» **What is required**:
The records that follow are to be repeated without alteration.

--- begin Records for this exercise ---

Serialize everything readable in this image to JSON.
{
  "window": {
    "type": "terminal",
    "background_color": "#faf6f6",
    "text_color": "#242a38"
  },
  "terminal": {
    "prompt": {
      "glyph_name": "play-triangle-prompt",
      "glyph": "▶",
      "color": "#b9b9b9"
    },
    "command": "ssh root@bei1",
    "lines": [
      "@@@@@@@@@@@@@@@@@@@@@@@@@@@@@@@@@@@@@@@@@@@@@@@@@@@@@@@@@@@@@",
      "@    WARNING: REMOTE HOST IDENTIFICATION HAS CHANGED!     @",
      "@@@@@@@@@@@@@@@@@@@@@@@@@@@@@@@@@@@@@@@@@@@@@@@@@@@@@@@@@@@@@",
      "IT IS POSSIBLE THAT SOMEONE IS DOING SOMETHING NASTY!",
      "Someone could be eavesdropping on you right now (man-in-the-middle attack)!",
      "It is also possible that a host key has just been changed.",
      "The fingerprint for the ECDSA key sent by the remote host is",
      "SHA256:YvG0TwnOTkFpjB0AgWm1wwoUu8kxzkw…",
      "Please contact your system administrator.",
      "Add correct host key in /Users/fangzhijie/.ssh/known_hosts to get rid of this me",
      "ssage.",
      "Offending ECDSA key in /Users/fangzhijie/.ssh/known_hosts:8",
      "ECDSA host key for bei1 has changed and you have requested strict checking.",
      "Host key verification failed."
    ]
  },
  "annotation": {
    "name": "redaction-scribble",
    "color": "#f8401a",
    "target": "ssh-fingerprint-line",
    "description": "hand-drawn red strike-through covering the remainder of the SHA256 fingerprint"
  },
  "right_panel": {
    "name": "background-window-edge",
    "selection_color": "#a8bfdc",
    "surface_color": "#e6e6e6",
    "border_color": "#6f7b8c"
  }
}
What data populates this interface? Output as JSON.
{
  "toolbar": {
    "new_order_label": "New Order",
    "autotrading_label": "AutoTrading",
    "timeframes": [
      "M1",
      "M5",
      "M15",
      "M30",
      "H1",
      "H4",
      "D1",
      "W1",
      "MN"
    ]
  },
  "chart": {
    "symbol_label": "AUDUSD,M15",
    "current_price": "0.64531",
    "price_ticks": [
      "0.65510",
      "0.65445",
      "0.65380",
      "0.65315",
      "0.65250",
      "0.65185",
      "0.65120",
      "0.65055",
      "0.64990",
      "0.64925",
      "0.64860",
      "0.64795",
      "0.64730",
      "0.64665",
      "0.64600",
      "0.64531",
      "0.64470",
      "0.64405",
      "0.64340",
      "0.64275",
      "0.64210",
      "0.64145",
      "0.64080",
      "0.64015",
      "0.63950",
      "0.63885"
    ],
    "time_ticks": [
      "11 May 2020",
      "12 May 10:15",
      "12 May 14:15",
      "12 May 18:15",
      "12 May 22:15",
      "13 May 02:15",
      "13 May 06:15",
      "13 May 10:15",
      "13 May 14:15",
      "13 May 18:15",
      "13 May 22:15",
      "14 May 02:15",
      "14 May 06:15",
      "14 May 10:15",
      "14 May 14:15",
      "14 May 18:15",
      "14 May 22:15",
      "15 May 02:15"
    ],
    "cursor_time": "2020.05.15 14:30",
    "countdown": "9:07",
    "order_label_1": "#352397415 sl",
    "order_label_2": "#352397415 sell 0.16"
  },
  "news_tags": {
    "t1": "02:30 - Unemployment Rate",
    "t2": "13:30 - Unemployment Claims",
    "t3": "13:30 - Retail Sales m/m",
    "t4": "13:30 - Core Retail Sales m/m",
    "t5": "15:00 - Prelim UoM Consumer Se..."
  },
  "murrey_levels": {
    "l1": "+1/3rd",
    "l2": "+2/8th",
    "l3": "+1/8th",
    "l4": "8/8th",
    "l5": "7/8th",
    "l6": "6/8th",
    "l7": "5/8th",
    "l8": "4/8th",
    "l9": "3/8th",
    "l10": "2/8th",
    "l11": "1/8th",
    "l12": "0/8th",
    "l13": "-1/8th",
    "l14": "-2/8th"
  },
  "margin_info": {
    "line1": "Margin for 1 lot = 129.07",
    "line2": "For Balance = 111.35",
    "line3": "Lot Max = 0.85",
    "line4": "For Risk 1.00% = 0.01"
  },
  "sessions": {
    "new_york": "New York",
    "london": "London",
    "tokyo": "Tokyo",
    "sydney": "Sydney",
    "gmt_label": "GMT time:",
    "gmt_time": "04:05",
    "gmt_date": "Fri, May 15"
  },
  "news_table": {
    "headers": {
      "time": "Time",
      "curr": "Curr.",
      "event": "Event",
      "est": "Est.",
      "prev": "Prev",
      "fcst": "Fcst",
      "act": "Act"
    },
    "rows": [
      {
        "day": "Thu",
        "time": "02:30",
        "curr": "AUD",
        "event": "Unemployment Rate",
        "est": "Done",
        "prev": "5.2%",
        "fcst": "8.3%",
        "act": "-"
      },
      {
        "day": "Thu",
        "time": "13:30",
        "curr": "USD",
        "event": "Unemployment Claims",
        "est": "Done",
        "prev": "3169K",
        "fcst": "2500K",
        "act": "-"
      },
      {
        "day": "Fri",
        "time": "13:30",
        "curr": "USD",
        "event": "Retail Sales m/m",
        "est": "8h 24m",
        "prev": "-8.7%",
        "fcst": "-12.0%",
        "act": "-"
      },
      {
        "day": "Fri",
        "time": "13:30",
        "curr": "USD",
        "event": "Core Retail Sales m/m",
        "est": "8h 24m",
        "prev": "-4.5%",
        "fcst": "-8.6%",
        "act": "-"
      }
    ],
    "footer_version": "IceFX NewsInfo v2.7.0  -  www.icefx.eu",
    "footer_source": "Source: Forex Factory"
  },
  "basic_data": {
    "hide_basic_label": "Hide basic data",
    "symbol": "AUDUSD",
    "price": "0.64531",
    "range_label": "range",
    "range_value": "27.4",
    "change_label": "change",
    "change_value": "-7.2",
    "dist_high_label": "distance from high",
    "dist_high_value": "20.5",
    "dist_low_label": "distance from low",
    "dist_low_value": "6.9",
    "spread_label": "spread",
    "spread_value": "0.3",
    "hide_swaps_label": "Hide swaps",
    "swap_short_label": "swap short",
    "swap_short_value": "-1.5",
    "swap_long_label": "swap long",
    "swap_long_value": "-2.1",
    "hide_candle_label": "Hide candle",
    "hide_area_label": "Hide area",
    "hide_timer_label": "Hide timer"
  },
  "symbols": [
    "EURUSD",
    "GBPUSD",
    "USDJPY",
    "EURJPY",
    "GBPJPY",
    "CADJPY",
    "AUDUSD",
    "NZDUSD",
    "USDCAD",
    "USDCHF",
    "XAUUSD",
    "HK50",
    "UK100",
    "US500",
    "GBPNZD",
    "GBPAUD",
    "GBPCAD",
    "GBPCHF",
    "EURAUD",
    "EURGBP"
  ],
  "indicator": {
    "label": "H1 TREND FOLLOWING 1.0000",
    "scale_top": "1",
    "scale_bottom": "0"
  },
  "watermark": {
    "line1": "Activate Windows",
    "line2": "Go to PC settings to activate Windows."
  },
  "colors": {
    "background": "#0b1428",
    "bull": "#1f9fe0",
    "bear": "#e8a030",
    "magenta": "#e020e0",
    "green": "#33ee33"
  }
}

--- end Records for this exercise ---

» **Written solution**:
Serialize everything readable in this image to JSON.
{
  "window": {
    "type": "terminal",
    "background_color": "#faf6f6",
    "text_color": "#242a38"
  },
  "terminal": {
    "prompt": {
      "glyph_name": "play-triangle-prompt",
      "glyph": "▶",
      "color": "#b9b9b9"
    },
    "command": "ssh root@bei1",
    "lines": [
      "@@@@@@@@@@@@@@@@@@@@@@@@@@@@@@@@@@@@@@@@@@@@@@@@@@@@@@@@@@@@@",
      "@    WARNING: REMOTE HOST IDENTIFICATION HAS CHANGED!     @",
      "@@@@@@@@@@@@@@@@@@@@@@@@@@@@@@@@@@@@@@@@@@@@@@@@@@@@@@@@@@@@@",
      "IT IS POSSIBLE THAT SOMEONE IS DOING SOMETHING NASTY!",
      "Someone could be eavesdropping on you right now (man-in-the-middle attack)!",
      "It is also possible that a host key has just been changed.",
      "The fingerprint for the ECDSA key sent by the remote host is",
      "SHA256:YvG0TwnOTkFpjB0AgWm1wwoUu8kxzkw…",
      "Please contact your system administrator.",
      "Add correct host key in /Users/fangzhijie/.ssh/known_hosts to get rid of this me",
      "ssage.",
      "Offending ECDSA key in /Users/fangzhijie/.ssh/known_hosts:8",
      "ECDSA host key for bei1 has changed and you have requested strict checking.",
      "Host key verification failed."
    ]
  },
  "annotation": {
    "name": "redaction-scribble",
    "color": "#f8401a",
    "target": "ssh-fingerprint-line",
    "description": "hand-drawn red strike-through covering the remainder of the SHA256 fingerprint"
  },
  "right_panel": {
    "name": "background-window-edge",
    "selection_color": "#a8bfdc",
    "surface_color": "#e6e6e6",
    "border_color": "#6f7b8c"
  }
}
What data populates this interface? Output as JSON.
{
  "toolbar": {
    "new_order_label": "New Order",
    "autotrading_label": "AutoTrading",
    "timeframes": [
      "M1",
      "M5",
      "M15",
      "M30",
      "H1",
      "H4",
      "D1",
      "W1",
      "MN"
    ]
  },
  "chart": {
    "symbol_label": "AUDUSD,M15",
    "current_price": "0.64531",
    "price_ticks": [
      "0.65510",
      "0.65445",
      "0.65380",
      "0.65315",
      "0.65250",
      "0.65185",
      "0.65120",
      "0.65055",
      "0.64990",
      "0.64925",
      "0.64860",
      "0.64795",
      "0.64730",
      "0.64665",
      "0.64600",
      "0.64531",
      "0.64470",
      "0.64405",
      "0.64340",
      "0.64275",
      "0.64210",
      "0.64145",
      "0.64080",
      "0.64015",
      "0.63950",
      "0.63885"
    ],
    "time_ticks": [
      "11 May 2020",
      "12 May 10:15",
      "12 May 14:15",
      "12 May 18:15",
      "12 May 22:15",
      "13 May 02:15",
      "13 May 06:15",
      "13 May 10:15",
      "13 May 14:15",
      "13 May 18:15",
      "13 May 22:15",
      "14 May 02:15",
      "14 May 06:15",
      "14 May 10:15",
      "14 May 14:15",
      "14 May 18:15",
      "14 May 22:15",
      "15 May 02:15"
    ],
    "cursor_time": "2020.05.15 14:30",
    "countdown": "9:07",
    "order_label_1": "#352397415 sl",
    "order_label_2": "#352397415 sell 0.16"
  },
  "news_tags": {
    "t1": "02:30 - Unemployment Rate",
    "t2": "13:30 - Unemployment Claims",
    "t3": "13:30 - Retail Sales m/m",
    "t4": "13:30 - Core Retail Sales m/m",
    "t5": "15:00 - Prelim UoM Consumer Se..."
  },
  "murrey_levels": {
    "l1": "+1/3rd",
    "l2": "+2/8th",
    "l3": "+1/8th",
    "l4": "8/8th",
    "l5": "7/8th",
    "l6": "6/8th",
    "l7": "5/8th",
    "l8": "4/8th",
    "l9": "3/8th",
    "l10": "2/8th",
    "l11": "1/8th",
    "l12": "0/8th",
    "l13": "-1/8th",
    "l14": "-2/8th"
  },
  "margin_info": {
    "line1": "Margin for 1 lot = 129.07",
    "line2": "For Balance = 111.35",
    "line3": "Lot Max = 0.85",
    "line4": "For Risk 1.00% = 0.01"
  },
  "sessions": {
    "new_york": "New York",
    "london": "London",
    "tokyo": "Tokyo",
    "sydney": "Sydney",
    "gmt_label": "GMT time:",
    "gmt_time": "04:05",
    "gmt_date": "Fri, May 15"
  },
  "news_table": {
    "headers": {
      "time": "Time",
      "curr": "Curr.",
      "event": "Event",
      "est": "Est.",
      "prev": "Prev",
      "fcst": "Fcst",
      "act": "Act"
    },
    "rows": [
      {
        "day": "Thu",
        "time": "02:30",
        "curr": "AUD",
        "event": "Unemployment Rate",
        "est": "Done",
        "prev": "5.2%",
        "fcst": "8.3%",
        "act": "-"
      },
      {
        "day": "Thu",
        "time": "13:30",
        "curr": "USD",
        "event": "Unemployment Claims",
        "est": "Done",
        "prev": "3169K",
        "fcst": "2500K",
        "act": "-"
      },
      {
        "day": "Fri",
        "time": "13:30",
        "curr": "USD",
        "event": "Retail Sales m/m",
        "est": "8h 24m",
        "prev": "-8.7%",
        "fcst": "-12.0%",
        "act": "-"
      },
      {
        "day": "Fri",
        "time": "13:30",
        "curr": "USD",
        "event": "Core Retail Sales m/m",
        "est": "8h 24m",
        "prev": "-4.5%",
        "fcst": "-8.6%",
        "act": "-"
      }
    ],
    "footer_version": "IceFX NewsInfo v2.7.0  -  www.icefx.eu",
    "footer_source": "Source: Forex Factory"
  },
  "basic_data": {
    "hide_basic_label": "Hide basic data",
    "symbol": "AUDUSD",
    "price": "0.64531",
    "range_label": "range",
    "range_value": "27.4",
    "change_label": "change",
    "change_value": "-7.2",
    "dist_high_label": "distance from high",
    "dist_high_value": "20.5",
    "dist_low_label": "distance from low",
    "dist_low_value": "6.9",
    "spread_label": "spread",
    "spread_value": "0.3",
    "hide_swaps_label": "Hide swaps",
    "swap_short_label": "swap short",
    "swap_short_value": "-1.5",
    "swap_long_label": "swap long",
    "swap_long_value": "-2.1",
    "hide_candle_label": "Hide candle",
    "hide_area_label": "Hide area",
    "hide_timer_label": "Hide timer"
  },
  "symbols": [
    "EURUSD",
    "GBPUSD",
    "USDJPY",
    "EURJPY",
    "GBPJPY",
    "CADJPY",
    "AUDUSD",
    "NZDUSD",
    "USDCAD",
    "USDCHF",
    "XAUUSD",
    "HK50",
    "UK100",
    "US500",
    "GBPNZD",
    "GBPAUD",
    "GBPCAD",
    "GBPCHF",
    "EURAUD",
    "EURGBP"
  ],
  "indicator": {
    "label": "H1 TREND FOLLOWING 1.0000",
    "scale_top": "1",
    "scale_bottom": "0"
  },
  "watermark": {
    "line1": "Activate Windows",
    "line2": "Go to PC settings to activate Windows."
  },
  "colors": {
    "background": "#0b1428",
    "bull": "#1f9fe0",
    "bear": "#e8a030",
    "magenta": "#e020e0",
    "green": "#33ee33"
  }
}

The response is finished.